RECORD EXTRACTS —
■ ■ ■ ■ ■

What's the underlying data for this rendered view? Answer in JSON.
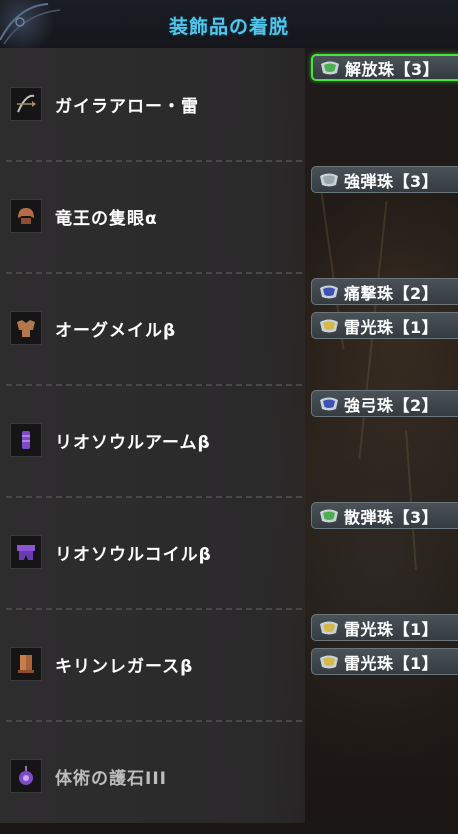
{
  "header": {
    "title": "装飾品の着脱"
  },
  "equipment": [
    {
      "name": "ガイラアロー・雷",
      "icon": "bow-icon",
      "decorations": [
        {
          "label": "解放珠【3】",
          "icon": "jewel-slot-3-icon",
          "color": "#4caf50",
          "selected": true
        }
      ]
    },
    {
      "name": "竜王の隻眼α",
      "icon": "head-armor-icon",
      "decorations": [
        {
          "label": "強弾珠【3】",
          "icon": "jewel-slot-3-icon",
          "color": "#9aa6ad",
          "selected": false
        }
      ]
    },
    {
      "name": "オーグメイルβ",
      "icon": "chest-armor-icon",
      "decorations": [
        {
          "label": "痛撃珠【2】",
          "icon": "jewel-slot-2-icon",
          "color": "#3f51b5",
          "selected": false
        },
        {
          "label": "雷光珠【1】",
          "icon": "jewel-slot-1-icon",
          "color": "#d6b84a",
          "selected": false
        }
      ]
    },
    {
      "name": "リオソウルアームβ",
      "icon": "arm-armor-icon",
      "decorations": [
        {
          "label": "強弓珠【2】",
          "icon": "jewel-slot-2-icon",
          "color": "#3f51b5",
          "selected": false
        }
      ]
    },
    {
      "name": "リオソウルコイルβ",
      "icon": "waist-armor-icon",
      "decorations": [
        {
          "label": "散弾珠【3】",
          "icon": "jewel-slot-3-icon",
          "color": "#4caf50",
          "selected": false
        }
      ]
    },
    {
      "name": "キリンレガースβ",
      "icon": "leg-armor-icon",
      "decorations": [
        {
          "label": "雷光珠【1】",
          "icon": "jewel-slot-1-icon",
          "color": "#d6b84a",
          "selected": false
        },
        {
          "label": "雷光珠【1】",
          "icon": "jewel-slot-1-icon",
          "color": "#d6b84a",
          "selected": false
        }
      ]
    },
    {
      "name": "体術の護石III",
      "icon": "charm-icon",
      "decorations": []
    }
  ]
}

■ ■ ■ ■ ■

Across the entries, how many lines hold the word "name"? Say only the number.

7